===== SOURCE DATA

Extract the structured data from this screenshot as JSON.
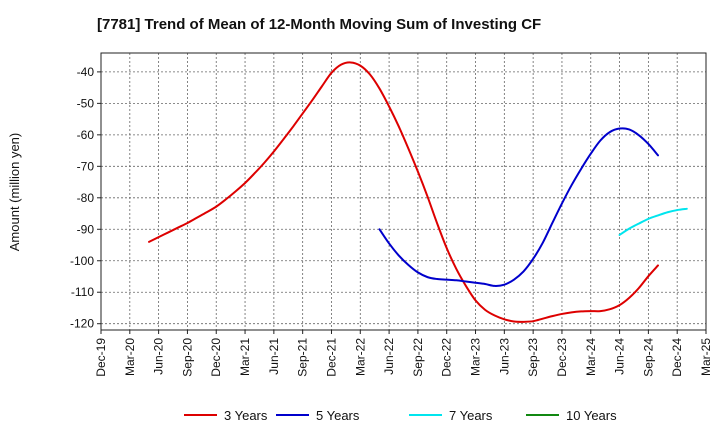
{
  "chart_data": {
    "type": "line",
    "title": "[7781]  Trend of Mean of 12-Month Moving Sum of Investing CF",
    "xlabel": "",
    "ylabel": "Amount (million yen)",
    "ylim": [
      -122,
      -34
    ],
    "yticks": [
      -40,
      -50,
      -60,
      -70,
      -80,
      -90,
      -100,
      -110,
      -120
    ],
    "grid": true,
    "legend_position": "bottom",
    "x_tick_labels": [
      "Dec-19",
      "Mar-20",
      "Jun-20",
      "Sep-20",
      "Dec-20",
      "Mar-21",
      "Jun-21",
      "Sep-21",
      "Dec-21",
      "Mar-22",
      "Jun-22",
      "Sep-22",
      "Dec-22",
      "Mar-23",
      "Jun-23",
      "Sep-23",
      "Dec-23",
      "Mar-24",
      "Jun-24",
      "Sep-24",
      "Dec-24",
      "Mar-25"
    ],
    "series": [
      {
        "name": "3 Years",
        "color": "#dd0000",
        "start_month_index": 5,
        "values": [
          -94,
          -92.5,
          -91,
          -89.5,
          -88,
          -86.3,
          -84.6,
          -82.8,
          -80.5,
          -78,
          -75.3,
          -72.2,
          -68.9,
          -65.3,
          -61.4,
          -57.4,
          -53.2,
          -49,
          -44.6,
          -40.3,
          -37.7,
          -37,
          -38,
          -40.8,
          -45.3,
          -51,
          -57.3,
          -64.3,
          -71.7,
          -79.6,
          -88.1,
          -96,
          -102.6,
          -108,
          -112.6,
          -115.6,
          -117.4,
          -118.6,
          -119.3,
          -119.4,
          -119.2,
          -118.4,
          -117.6,
          -116.9,
          -116.4,
          -116.1,
          -116,
          -116,
          -115.4,
          -114.1,
          -111.8,
          -108.7,
          -104.9,
          -101.5
        ]
      },
      {
        "name": "5 Years",
        "color": "#0000cc",
        "start_month_index": 29,
        "values": [
          -90,
          -94.5,
          -98.3,
          -101.3,
          -103.7,
          -105.2,
          -105.8,
          -106,
          -106.2,
          -106.6,
          -107,
          -107.4,
          -108,
          -107.6,
          -106,
          -103.4,
          -99.4,
          -94.3,
          -88,
          -81.8,
          -76,
          -70.8,
          -66,
          -61.8,
          -59.1,
          -58,
          -58.3,
          -60.1,
          -62.9,
          -66.5
        ]
      },
      {
        "name": "7 Years",
        "color": "#00e5ee",
        "start_month_index": 54,
        "values": [
          -91.8,
          -89.8,
          -88.2,
          -86.7,
          -85.6,
          -84.6,
          -83.9,
          -83.5
        ]
      },
      {
        "name": "10 Years",
        "color": "#118811",
        "start_month_index": 0,
        "values": []
      }
    ]
  }
}
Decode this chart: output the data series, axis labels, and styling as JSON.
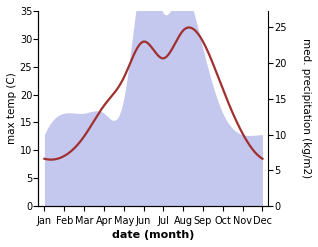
{
  "months": [
    "Jan",
    "Feb",
    "Mar",
    "Apr",
    "May",
    "Jun",
    "Jul",
    "Aug",
    "Sep",
    "Oct",
    "Nov",
    "Dec"
  ],
  "month_x": [
    0,
    1,
    2,
    3,
    4,
    5,
    6,
    7,
    8,
    9,
    10,
    11
  ],
  "precipitation": [
    10,
    13,
    13,
    13,
    15,
    33,
    27,
    30,
    22,
    13,
    10,
    10
  ],
  "max_temp": [
    8.5,
    9.0,
    12.5,
    18.0,
    23.0,
    29.5,
    26.5,
    31.5,
    29.5,
    21.0,
    13.0,
    8.5
  ],
  "precip_color_fill": "#c5c8ee",
  "temp_color": "#a03030",
  "ylim_left": [
    0,
    35
  ],
  "ylim_right": [
    0,
    27.3
  ],
  "yticks_left": [
    0,
    5,
    10,
    15,
    20,
    25,
    30,
    35
  ],
  "yticks_right": [
    0,
    5,
    10,
    15,
    20,
    25
  ],
  "ylabel_left": "max temp (C)",
  "ylabel_right": "med. precipitation (kg/m2)",
  "xlabel": "date (month)",
  "xlabel_fontsize": 8,
  "ylabel_fontsize": 7.5,
  "tick_fontsize": 7,
  "temp_linewidth": 1.6,
  "figsize": [
    3.18,
    2.47
  ],
  "dpi": 100
}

==========

### [DESCRIPTION OF THE TASK]
Reproduce the listing exactly. Leave its pictures out.

### [SOLUTION TO THIS EXERCISE]
Extract the structured data from this screenshot as JSON.
{
  "chart_data": {
    "type": "line",
    "title": "[7781]  Trend of Mean of 12-Month Moving Sum of Investing CF",
    "xlabel": "",
    "ylabel": "Amount (million yen)",
    "ylim": [
      -122,
      -34
    ],
    "yticks": [
      -40,
      -50,
      -60,
      -70,
      -80,
      -90,
      -100,
      -110,
      -120
    ],
    "grid": true,
    "legend_position": "bottom",
    "x_tick_labels": [
      "Dec-19",
      "Mar-20",
      "Jun-20",
      "Sep-20",
      "Dec-20",
      "Mar-21",
      "Jun-21",
      "Sep-21",
      "Dec-21",
      "Mar-22",
      "Jun-22",
      "Sep-22",
      "Dec-22",
      "Mar-23",
      "Jun-23",
      "Sep-23",
      "Dec-23",
      "Mar-24",
      "Jun-24",
      "Sep-24",
      "Dec-24",
      "Mar-25"
    ],
    "series": [
      {
        "name": "3 Years",
        "color": "#dd0000",
        "start_month_index": 5,
        "values": [
          -94,
          -92.5,
          -91,
          -89.5,
          -88,
          -86.3,
          -84.6,
          -82.8,
          -80.5,
          -78,
          -75.3,
          -72.2,
          -68.9,
          -65.3,
          -61.4,
          -57.4,
          -53.2,
          -49,
          -44.6,
          -40.3,
          -37.7,
          -37,
          -38,
          -40.8,
          -45.3,
          -51,
          -57.3,
          -64.3,
          -71.7,
          -79.6,
          -88.1,
          -96,
          -102.6,
          -108,
          -112.6,
          -115.6,
          -117.4,
          -118.6,
          -119.3,
          -119.4,
          -119.2,
          -118.4,
          -117.6,
          -116.9,
          -116.4,
          -116.1,
          -116,
          -116,
          -115.4,
          -114.1,
          -111.8,
          -108.7,
          -104.9,
          -101.5
        ]
      },
      {
        "name": "5 Years",
        "color": "#0000cc",
        "start_month_index": 29,
        "values": [
          -90,
          -94.5,
          -98.3,
          -101.3,
          -103.7,
          -105.2,
          -105.8,
          -106,
          -106.2,
          -106.6,
          -107,
          -107.4,
          -108,
          -107.6,
          -106,
          -103.4,
          -99.4,
          -94.3,
          -88,
          -81.8,
          -76,
          -70.8,
          -66,
          -61.8,
          -59.1,
          -58,
          -58.3,
          -60.1,
          -62.9,
          -66.5
        ]
      },
      {
        "name": "7 Years",
        "color": "#00e5ee",
        "start_month_index": 54,
        "values": [
          -91.8,
          -89.8,
          -88.2,
          -86.7,
          -85.6,
          -84.6,
          -83.9,
          -83.5
        ]
      },
      {
        "name": "10 Years",
        "color": "#118811",
        "start_month_index": 0,
        "values": []
      }
    ]
  }
}
Decode this chart: output the data series, axis labels, and styling as JSON.
{
  "months": [
    "Jan",
    "Feb",
    "Mar",
    "Apr",
    "May",
    "Jun",
    "Jul",
    "Aug",
    "Sep",
    "Oct",
    "Nov",
    "Dec"
  ],
  "month_x": [
    0,
    1,
    2,
    3,
    4,
    5,
    6,
    7,
    8,
    9,
    10,
    11
  ],
  "precipitation": [
    10,
    13,
    13,
    13,
    15,
    33,
    27,
    30,
    22,
    13,
    10,
    10
  ],
  "max_temp": [
    8.5,
    9.0,
    12.5,
    18.0,
    23.0,
    29.5,
    26.5,
    31.5,
    29.5,
    21.0,
    13.0,
    8.5
  ],
  "precip_color_fill": "#c5c8ee",
  "temp_color": "#a03030",
  "ylim_left": [
    0,
    35
  ],
  "ylim_right": [
    0,
    27.3
  ],
  "yticks_left": [
    0,
    5,
    10,
    15,
    20,
    25,
    30,
    35
  ],
  "yticks_right": [
    0,
    5,
    10,
    15,
    20,
    25
  ],
  "ylabel_left": "max temp (C)",
  "ylabel_right": "med. precipitation (kg/m2)",
  "xlabel": "date (month)",
  "xlabel_fontsize": 8,
  "ylabel_fontsize": 7.5,
  "tick_fontsize": 7,
  "temp_linewidth": 1.6,
  "figsize": [
    3.18,
    2.47
  ],
  "dpi": 100
}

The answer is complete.